### What you need to do
Starting at the line that contains "Parse this screenshot: output", reproduce every line through the end of the entries below, with no pictures in the copy.

### Records for processing
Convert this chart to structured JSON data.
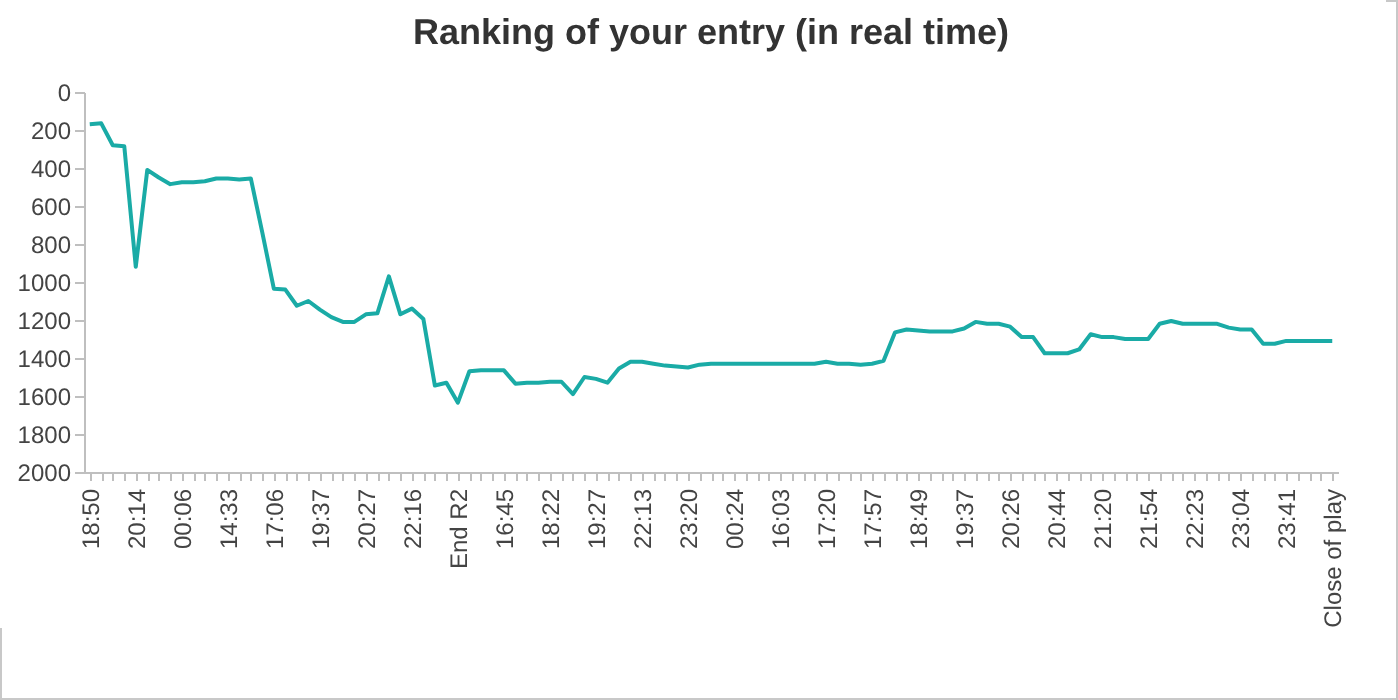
{
  "chart_data": {
    "type": "line",
    "title": "Ranking of your entry (in real time)",
    "categories": [
      "18:50",
      null,
      null,
      null,
      "20:14",
      null,
      null,
      null,
      "00:06",
      null,
      null,
      null,
      "14:33",
      null,
      null,
      null,
      "17:06",
      null,
      null,
      null,
      "19:37",
      null,
      null,
      null,
      "20:27",
      null,
      null,
      null,
      "22:16",
      null,
      null,
      null,
      "End R2",
      null,
      null,
      null,
      "16:45",
      null,
      null,
      null,
      "18:22",
      null,
      null,
      null,
      "19:27",
      null,
      null,
      null,
      "22:13",
      null,
      null,
      null,
      "23:20",
      null,
      null,
      null,
      "00:24",
      null,
      null,
      null,
      "16:03",
      null,
      null,
      null,
      "17:20",
      null,
      null,
      null,
      "17:57",
      null,
      null,
      null,
      "18:49",
      null,
      null,
      null,
      "19:37",
      null,
      null,
      null,
      "20:26",
      null,
      null,
      null,
      "20:44",
      null,
      null,
      null,
      "21:20",
      null,
      null,
      null,
      "21:54",
      null,
      null,
      null,
      "22:23",
      null,
      null,
      null,
      "23:04",
      null,
      null,
      null,
      "23:41",
      null,
      null,
      null,
      "Close of play"
    ],
    "series": [
      {
        "color": "#1aaba6",
        "values": [
          170,
          165,
          280,
          285,
          920,
          410,
          450,
          485,
          475,
          475,
          470,
          455,
          455,
          460,
          455,
          740,
          1035,
          1040,
          1125,
          1100,
          1145,
          1185,
          1210,
          1210,
          1170,
          1165,
          970,
          1170,
          1140,
          1195,
          1545,
          1530,
          1635,
          1470,
          1465,
          1465,
          1465,
          1535,
          1530,
          1530,
          1525,
          1525,
          1590,
          1500,
          1510,
          1530,
          1455,
          1420,
          1420,
          1430,
          1440,
          1445,
          1450,
          1435,
          1430,
          1430,
          1430,
          1430,
          1430,
          1430,
          1430,
          1430,
          1430,
          1430,
          1420,
          1430,
          1430,
          1435,
          1430,
          1415,
          1265,
          1250,
          1255,
          1260,
          1260,
          1260,
          1245,
          1210,
          1220,
          1220,
          1235,
          1290,
          1290,
          1375,
          1375,
          1375,
          1355,
          1275,
          1290,
          1290,
          1300,
          1300,
          1300,
          1220,
          1205,
          1220,
          1220,
          1220,
          1220,
          1240,
          1250,
          1250,
          1325,
          1325,
          1310,
          1310,
          1310,
          1310,
          1310
        ]
      }
    ],
    "ylim": [
      2000,
      0
    ],
    "yticks": [
      0,
      200,
      400,
      600,
      800,
      1000,
      1200,
      1400,
      1600,
      1800,
      2000
    ],
    "grid": false,
    "marker": "none",
    "line_style": "solid"
  }
}
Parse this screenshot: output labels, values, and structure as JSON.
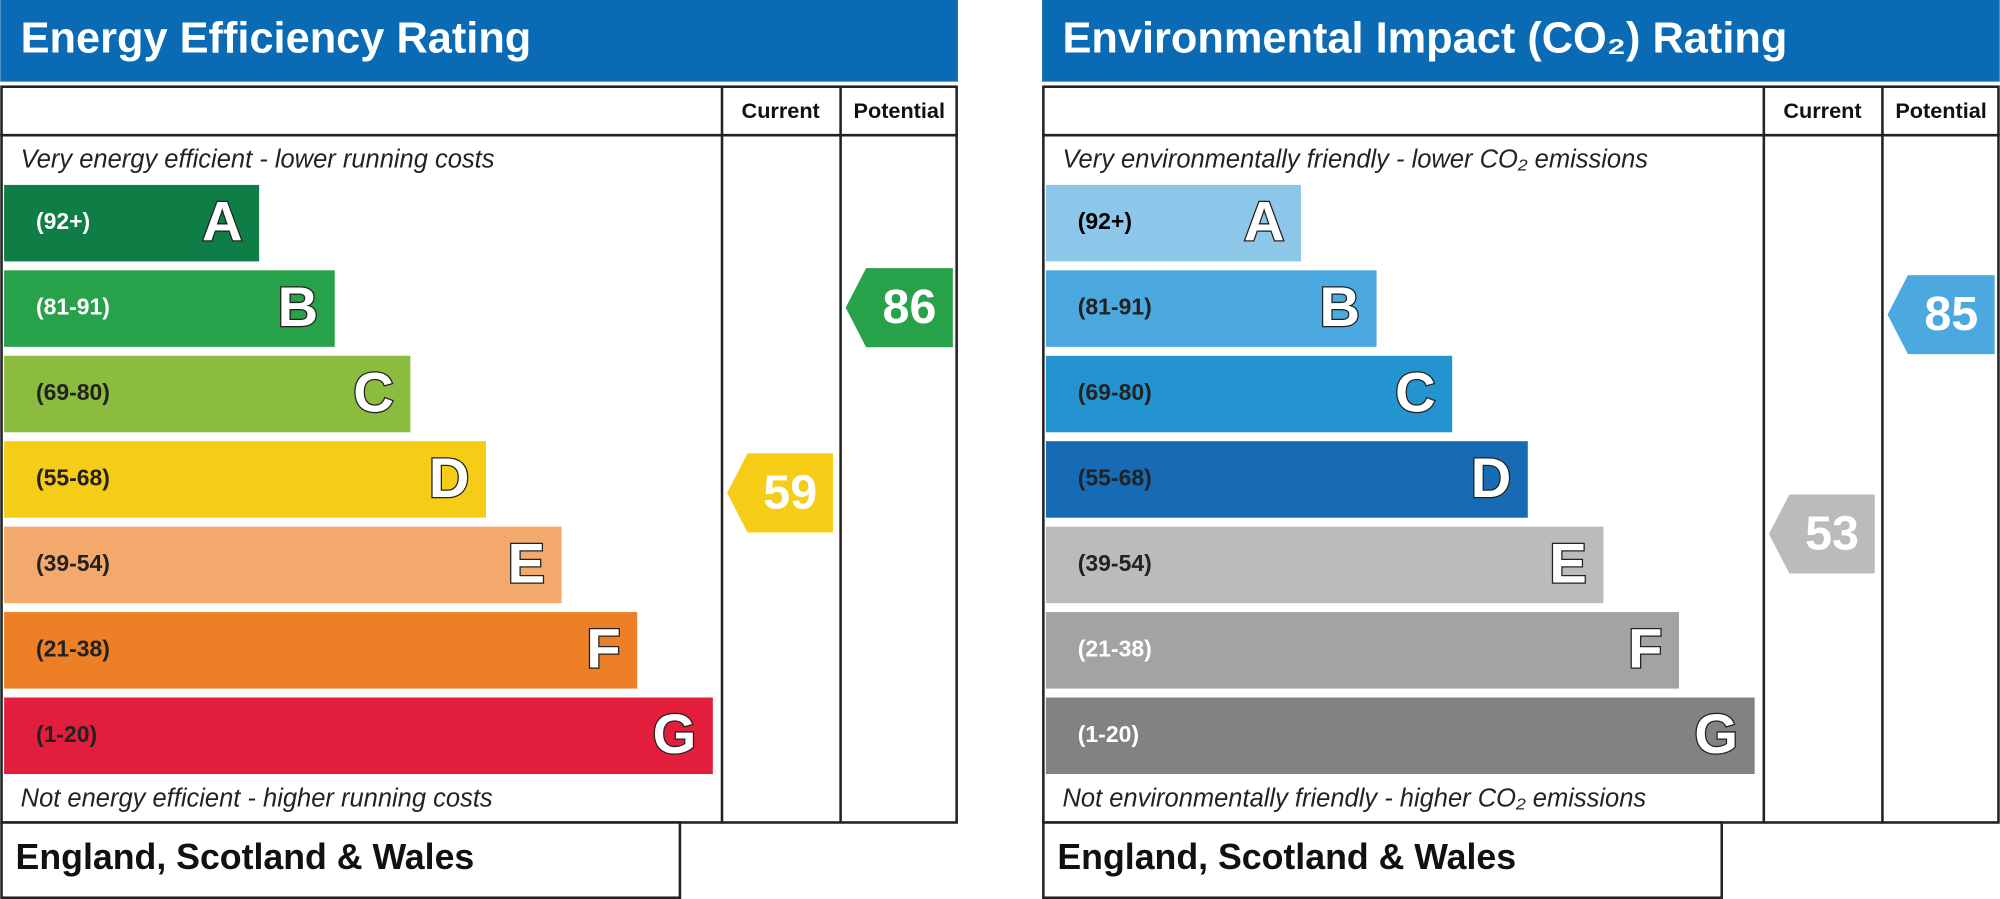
{
  "panels": [
    {
      "title": "Energy Efficiency Rating",
      "columns": [
        "Current",
        "Potential"
      ],
      "top_note": "Very energy efficient - lower running costs",
      "bottom_note": "Not energy efficient - higher running costs",
      "bands": [
        {
          "range": "(92+)",
          "letter": "A"
        },
        {
          "range": "(81-91)",
          "letter": "B"
        },
        {
          "range": "(69-80)",
          "letter": "C"
        },
        {
          "range": "(55-68)",
          "letter": "D"
        },
        {
          "range": "(39-54)",
          "letter": "E"
        },
        {
          "range": "(21-38)",
          "letter": "F"
        },
        {
          "range": "(1-20)",
          "letter": "G"
        }
      ],
      "current": 59,
      "potential": 86,
      "footer": "England, Scotland & Wales"
    },
    {
      "title": "Environmental Impact (CO₂) Rating",
      "columns": [
        "Current",
        "Potential"
      ],
      "top_note": "Very environmentally friendly - lower CO₂ emissions",
      "bottom_note": "Not environmentally friendly - higher CO₂ emissions",
      "bands": [
        {
          "range": "(92+)",
          "letter": "A"
        },
        {
          "range": "(81-91)",
          "letter": "B"
        },
        {
          "range": "(69-80)",
          "letter": "C"
        },
        {
          "range": "(55-68)",
          "letter": "D"
        },
        {
          "range": "(39-54)",
          "letter": "E"
        },
        {
          "range": "(21-38)",
          "letter": "F"
        },
        {
          "range": "(1-20)",
          "letter": "G"
        }
      ],
      "current": 53,
      "potential": 85,
      "footer": "England, Scotland & Wales"
    }
  ]
}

### Exercise result
Parse this screenshot: output labels, values, and structure as JSON.
{
  "panels": [
    {
      "title": "Energy Efficiency Rating",
      "columns": [
        "Current",
        "Potential"
      ],
      "top_note": "Very energy efficient - lower running costs",
      "bottom_note": "Not energy efficient - higher running costs",
      "bands": [
        {
          "range": "(92+)",
          "letter": "A"
        },
        {
          "range": "(81-91)",
          "letter": "B"
        },
        {
          "range": "(69-80)",
          "letter": "C"
        },
        {
          "range": "(55-68)",
          "letter": "D"
        },
        {
          "range": "(39-54)",
          "letter": "E"
        },
        {
          "range": "(21-38)",
          "letter": "F"
        },
        {
          "range": "(1-20)",
          "letter": "G"
        }
      ],
      "current": 59,
      "potential": 86,
      "footer": "England, Scotland & Wales"
    },
    {
      "title": "Environmental Impact (CO₂) Rating",
      "columns": [
        "Current",
        "Potential"
      ],
      "top_note": "Very environmentally friendly - lower CO₂ emissions",
      "bottom_note": "Not environmentally friendly - higher CO₂ emissions",
      "bands": [
        {
          "range": "(92+)",
          "letter": "A"
        },
        {
          "range": "(81-91)",
          "letter": "B"
        },
        {
          "range": "(69-80)",
          "letter": "C"
        },
        {
          "range": "(55-68)",
          "letter": "D"
        },
        {
          "range": "(39-54)",
          "letter": "E"
        },
        {
          "range": "(21-38)",
          "letter": "F"
        },
        {
          "range": "(1-20)",
          "letter": "G"
        }
      ],
      "current": 53,
      "potential": 85,
      "footer": "England, Scotland & Wales"
    }
  ]
}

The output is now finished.